TASK TO COMPLETE
Retype each line exactly. Skip images.

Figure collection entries
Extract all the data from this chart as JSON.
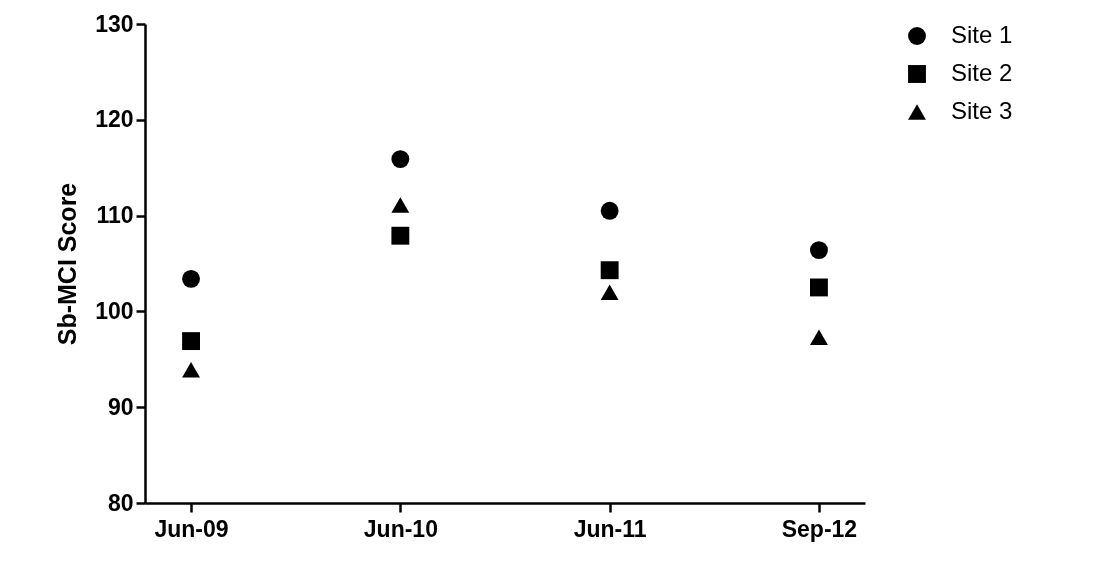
{
  "chart_data": {
    "type": "scatter",
    "ylabel": "Sb-MCI Score",
    "categories": [
      "Jun-09",
      "Jun-10",
      "Jun-11",
      "Sep-12"
    ],
    "series": [
      {
        "name": "Site 1",
        "color": "#000000",
        "marker": "circle",
        "values": [
          103.4,
          115.9,
          110.5,
          106.4
        ]
      },
      {
        "name": "Site 2",
        "color": "#000000",
        "marker": "square",
        "values": [
          96.9,
          107.9,
          104.3,
          102.5
        ]
      },
      {
        "name": "Site 3",
        "color": "#000000",
        "marker": "triangle",
        "values": [
          93.9,
          111.1,
          102.0,
          97.3
        ]
      }
    ],
    "ylim": [
      80,
      130
    ],
    "yticks": [
      80,
      90,
      100,
      110,
      120,
      130
    ],
    "grid": false,
    "legend": "top right"
  }
}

SOLUTION
Extract all the data from this chart as JSON.
{
  "chart_data": {
    "type": "scatter",
    "ylabel": "Sb-MCI Score",
    "categories": [
      "Jun-09",
      "Jun-10",
      "Jun-11",
      "Sep-12"
    ],
    "series": [
      {
        "name": "Site 1",
        "color": "#000000",
        "marker": "circle",
        "values": [
          103.4,
          115.9,
          110.5,
          106.4
        ]
      },
      {
        "name": "Site 2",
        "color": "#000000",
        "marker": "square",
        "values": [
          96.9,
          107.9,
          104.3,
          102.5
        ]
      },
      {
        "name": "Site 3",
        "color": "#000000",
        "marker": "triangle",
        "values": [
          93.9,
          111.1,
          102.0,
          97.3
        ]
      }
    ],
    "ylim": [
      80,
      130
    ],
    "yticks": [
      80,
      90,
      100,
      110,
      120,
      130
    ],
    "grid": false,
    "legend": "top right"
  }
}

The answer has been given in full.